* STATED PROBLEM:
Return each line holding the string "RECEIVED".

* DATA PROVIDED:

━━━━━━━━━━━━━━━━

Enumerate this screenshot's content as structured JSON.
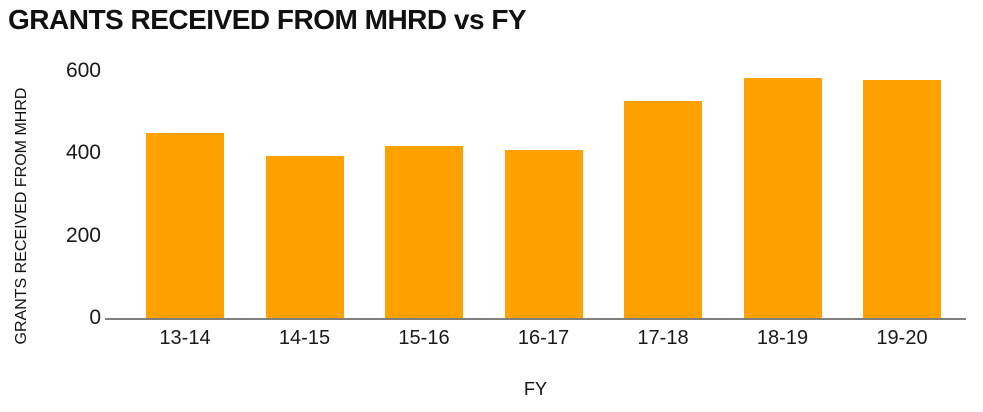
{
  "header": {
    "title": "GRANTS RECEIVED FROM MHRD vs FY"
  },
  "colors": {
    "bar": "#FFA200",
    "axis_line": "#7E7E7E",
    "text": "#1A1A1A"
  },
  "chart_data": {
    "type": "bar",
    "title": "GRANTS RECEIVED FROM MHRD vs FY",
    "xlabel": "FY",
    "ylabel": "GRANTS RECEIVED FROM MHRD",
    "categories": [
      "13-14",
      "14-15",
      "15-16",
      "16-17",
      "17-18",
      "18-19",
      "19-20"
    ],
    "values": [
      450,
      394,
      418,
      408,
      528,
      583,
      577
    ],
    "ylim": [
      0,
      600
    ],
    "yticks": [
      0,
      200,
      400,
      600
    ],
    "grid": false,
    "legend": false
  }
}
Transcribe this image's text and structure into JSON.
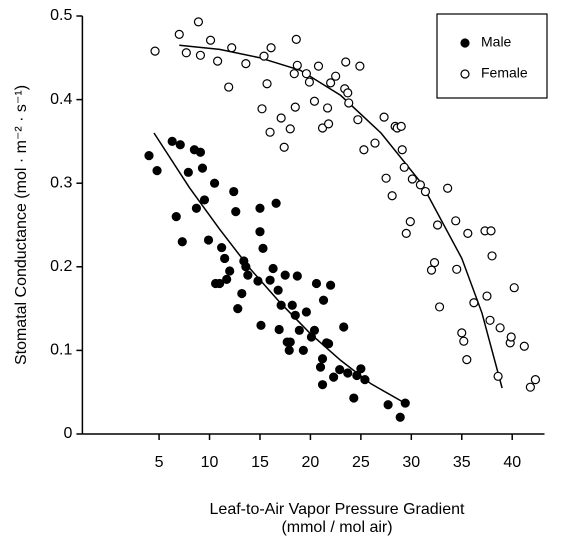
{
  "chart_data": {
    "type": "scatter",
    "xlabel": [
      "Leaf-to-Air  Vapor  Pressure  Gradient",
      "(mmol / mol air)"
    ],
    "ylabel": "Stomatal Conductance  (mol · m⁻² · s⁻¹)",
    "xlim": [
      -2.6,
      43.2
    ],
    "ylim": [
      0,
      0.5
    ],
    "xticks": [
      5,
      10,
      15,
      20,
      25,
      30,
      35,
      40
    ],
    "yticks": [
      0,
      0.1,
      0.2,
      0.3,
      0.4,
      0.5
    ],
    "legend": "upper right",
    "series": [
      {
        "name": "Male",
        "color": "#000000",
        "filled": true,
        "x": [
          4.0,
          4.8,
          6.3,
          6.7,
          7.1,
          7.3,
          7.9,
          8.5,
          8.7,
          9.1,
          9.3,
          9.5,
          9.9,
          10.5,
          10.6,
          11.0,
          11.2,
          11.5,
          11.7,
          12.0,
          12.4,
          12.6,
          12.8,
          13.2,
          13.4,
          13.6,
          13.8,
          14.8,
          15.0,
          15.0,
          15.1,
          15.3,
          16.0,
          16.3,
          16.6,
          16.8,
          16.9,
          17.1,
          17.5,
          17.7,
          17.9,
          18.0,
          18.2,
          18.5,
          18.7,
          18.9,
          19.3,
          19.6,
          20.1,
          20.4,
          20.6,
          21.0,
          21.2,
          21.2,
          21.3,
          21.6,
          21.8,
          22.0,
          22.3,
          22.9,
          23.3,
          23.7,
          24.3,
          24.6,
          25.0,
          25.4,
          27.7,
          28.9,
          29.4
        ],
        "values": [
          0.333,
          0.315,
          0.35,
          0.26,
          0.346,
          0.23,
          0.313,
          0.34,
          0.27,
          0.337,
          0.318,
          0.28,
          0.232,
          0.3,
          0.18,
          0.18,
          0.223,
          0.21,
          0.185,
          0.195,
          0.29,
          0.266,
          0.15,
          0.168,
          0.207,
          0.2,
          0.19,
          0.183,
          0.242,
          0.27,
          0.13,
          0.222,
          0.184,
          0.198,
          0.276,
          0.172,
          0.125,
          0.154,
          0.19,
          0.11,
          0.1,
          0.11,
          0.154,
          0.142,
          0.189,
          0.124,
          0.1,
          0.146,
          0.116,
          0.124,
          0.18,
          0.08,
          0.09,
          0.059,
          0.16,
          0.109,
          0.108,
          0.178,
          0.068,
          0.077,
          0.128,
          0.073,
          0.043,
          0.07,
          0.078,
          0.065,
          0.035,
          0.02,
          0.037
        ],
        "fit": {
          "x": [
            4.5,
            8,
            11,
            14,
            17,
            20,
            23,
            26,
            29.5
          ],
          "y": [
            0.36,
            0.295,
            0.245,
            0.198,
            0.157,
            0.12,
            0.088,
            0.06,
            0.036
          ]
        }
      },
      {
        "name": "Female",
        "color": "#000000",
        "filled": false,
        "x": [
          4.6,
          7.0,
          7.7,
          8.9,
          9.1,
          10.1,
          10.8,
          11.9,
          12.2,
          13.6,
          15.4,
          15.2,
          15.7,
          16.0,
          16.1,
          17.1,
          17.4,
          18.0,
          18.4,
          18.5,
          18.6,
          18.7,
          19.6,
          19.9,
          20.4,
          20.8,
          21.2,
          21.7,
          21.8,
          22.0,
          22.5,
          23.4,
          23.5,
          23.7,
          23.8,
          24.9,
          24.7,
          25.3,
          26.4,
          27.3,
          27.5,
          28.1,
          28.4,
          28.6,
          29.0,
          29.1,
          29.3,
          29.5,
          29.9,
          30.1,
          30.9,
          31.4,
          32.0,
          32.3,
          32.6,
          32.8,
          33.6,
          34.4,
          34.5,
          35.0,
          35.2,
          35.5,
          35.6,
          36.2,
          37.3,
          37.5,
          37.8,
          37.9,
          38.0,
          38.6,
          38.8,
          39.8,
          39.9,
          40.2,
          41.2,
          41.8,
          42.3
        ],
        "values": [
          0.458,
          0.478,
          0.456,
          0.493,
          0.453,
          0.471,
          0.446,
          0.415,
          0.462,
          0.443,
          0.452,
          0.389,
          0.419,
          0.361,
          0.462,
          0.378,
          0.343,
          0.365,
          0.431,
          0.391,
          0.472,
          0.441,
          0.431,
          0.421,
          0.398,
          0.44,
          0.366,
          0.39,
          0.371,
          0.42,
          0.428,
          0.413,
          0.445,
          0.408,
          0.396,
          0.44,
          0.376,
          0.34,
          0.348,
          0.379,
          0.306,
          0.285,
          0.368,
          0.366,
          0.368,
          0.34,
          0.319,
          0.24,
          0.254,
          0.305,
          0.298,
          0.29,
          0.196,
          0.205,
          0.25,
          0.152,
          0.294,
          0.255,
          0.197,
          0.121,
          0.111,
          0.089,
          0.24,
          0.157,
          0.243,
          0.165,
          0.136,
          0.243,
          0.213,
          0.069,
          0.127,
          0.109,
          0.116,
          0.175,
          0.105,
          0.056,
          0.065
        ],
        "fit": {
          "x": [
            7,
            11,
            15,
            19,
            23,
            27,
            31,
            35,
            37,
            39
          ],
          "y": [
            0.465,
            0.46,
            0.45,
            0.435,
            0.405,
            0.36,
            0.3,
            0.21,
            0.145,
            0.055
          ]
        }
      }
    ]
  }
}
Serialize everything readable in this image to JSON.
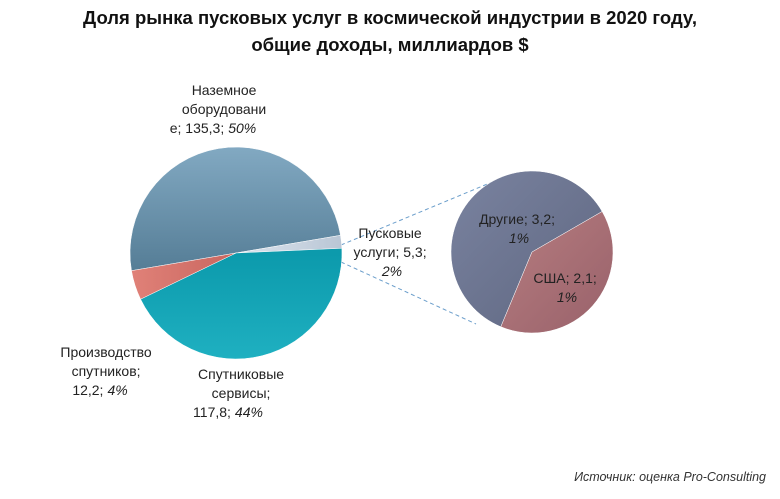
{
  "title_line1": "Доля рынка пусковых услуг в космической индустрии в 2020 году,",
  "title_line2": "общие доходы, миллиардов $",
  "source": "Источник: оценка Pro-Consulting",
  "chart_data": {
    "type": "pie",
    "subtype": "pie-of-pie",
    "slices": [
      {
        "key": "ground",
        "label_lines": [
          "Наземное",
          "оборудовани",
          "е; 135,3;"
        ],
        "pct_text": "50%",
        "value": 135.3,
        "color": "#6b93ad"
      },
      {
        "key": "launch",
        "label_lines": [
          "Пусковые",
          "услуги; 5,3;",
          ""
        ],
        "pct_text": "2%",
        "value": 5.3,
        "color": "#c8d3e0"
      },
      {
        "key": "services",
        "label_lines": [
          "Спутниковые",
          "сервисы;",
          "117,8;"
        ],
        "pct_text": "44%",
        "value": 117.8,
        "color": "#14a0b2"
      },
      {
        "key": "manufacturing",
        "label_lines": [
          "Производство",
          "спутников;",
          "12,2;"
        ],
        "pct_text": "4%",
        "value": 12.2,
        "color": "#d9756e"
      }
    ],
    "secondary": {
      "of": "launch",
      "slices": [
        {
          "key": "other",
          "label_lines": [
            "Другие; 3,2;",
            ""
          ],
          "pct_text": "1%",
          "value": 3.2,
          "color": "#6e7790"
        },
        {
          "key": "usa",
          "label_lines": [
            "США; 2,1;",
            ""
          ],
          "pct_text": "1%",
          "value": 2.1,
          "color": "#a86e72"
        }
      ]
    }
  }
}
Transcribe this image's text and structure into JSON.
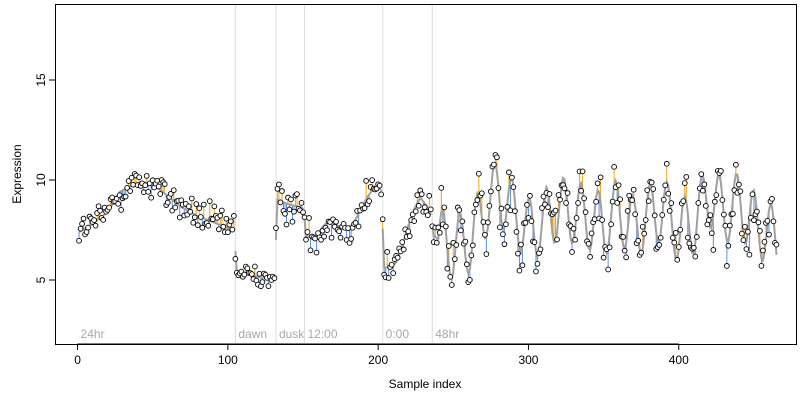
{
  "chart_data": {
    "type": "scatter",
    "title": "",
    "xlabel": "Sample index",
    "ylabel": "Expression",
    "xlim": [
      -15,
      478
    ],
    "ylim": [
      1.8,
      18.8
    ],
    "x_ticks": [
      0,
      100,
      200,
      300,
      400
    ],
    "y_ticks": [
      5,
      10,
      15
    ],
    "grid": false,
    "legend": "none",
    "colors": {
      "fit_line": "#a0a0a0",
      "residual_above": "#f4a30c",
      "residual_below": "#5b8fe0",
      "point_fill": "#ffffff",
      "point_edge": "#000000",
      "region_line": "#dcdcdc",
      "region_label": "#a8a8a8"
    },
    "regions": [
      {
        "label": "24hr",
        "x": 0
      },
      {
        "label": "dawn",
        "x": 105
      },
      {
        "label": "dusk",
        "x": 132
      },
      {
        "label": "12:00",
        "x": 151
      },
      {
        "label": "0:00",
        "x": 203
      },
      {
        "label": "48hr",
        "x": 236
      }
    ],
    "fit_anchors": [
      [
        1,
        7.4
      ],
      [
        10,
        7.8
      ],
      [
        20,
        8.4
      ],
      [
        28,
        9.4
      ],
      [
        35,
        9.7
      ],
      [
        42,
        9.9
      ],
      [
        50,
        9.8
      ],
      [
        60,
        9.2
      ],
      [
        70,
        8.6
      ],
      [
        80,
        8.2
      ],
      [
        90,
        7.9
      ],
      [
        100,
        7.6
      ],
      [
        104,
        7.5
      ],
      [
        106,
        5.4
      ],
      [
        118,
        5.2
      ],
      [
        131,
        5.0
      ],
      [
        133,
        9.0
      ],
      [
        140,
        8.8
      ],
      [
        150,
        8.6
      ],
      [
        152,
        7.6
      ],
      [
        160,
        7.0
      ],
      [
        170,
        7.6
      ],
      [
        180,
        8.1
      ],
      [
        190,
        8.6
      ],
      [
        202,
        9.3
      ],
      [
        204,
        5.6
      ],
      [
        212,
        6.4
      ],
      [
        220,
        7.7
      ],
      [
        228,
        8.6
      ],
      [
        235,
        8.2
      ],
      [
        237,
        7.2
      ],
      [
        250,
        6.6
      ],
      [
        262,
        7.0
      ],
      [
        270,
        8.5
      ],
      [
        280,
        9.5
      ],
      [
        290,
        8.4
      ],
      [
        300,
        7.5
      ],
      [
        310,
        7.9
      ],
      [
        320,
        8.6
      ],
      [
        330,
        8.4
      ],
      [
        340,
        8.1
      ],
      [
        350,
        7.8
      ],
      [
        360,
        8.5
      ],
      [
        370,
        7.6
      ],
      [
        380,
        8.2
      ],
      [
        390,
        8.6
      ],
      [
        400,
        7.4
      ],
      [
        410,
        7.9
      ],
      [
        420,
        9.3
      ],
      [
        430,
        8.4
      ],
      [
        440,
        8.8
      ],
      [
        450,
        7.9
      ],
      [
        460,
        7.3
      ],
      [
        465,
        6.9
      ]
    ],
    "seg_breaks": [
      105,
      132,
      151,
      203,
      236
    ],
    "noise_seed": 12345,
    "oscillation": {
      "start": 240,
      "amplitude": 1.6,
      "period": 11.5
    }
  }
}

━━━━━━━━━━━━━━━━

* ANSWER IN FULL:
    "title": "GRANTS RECEIVED FROM MHRD vs FY"
    "title": "GRANTS RECEIVED FROM MHRD vs FY",
    "ylabel": "GRANTS RECEIVED FROM MHRD",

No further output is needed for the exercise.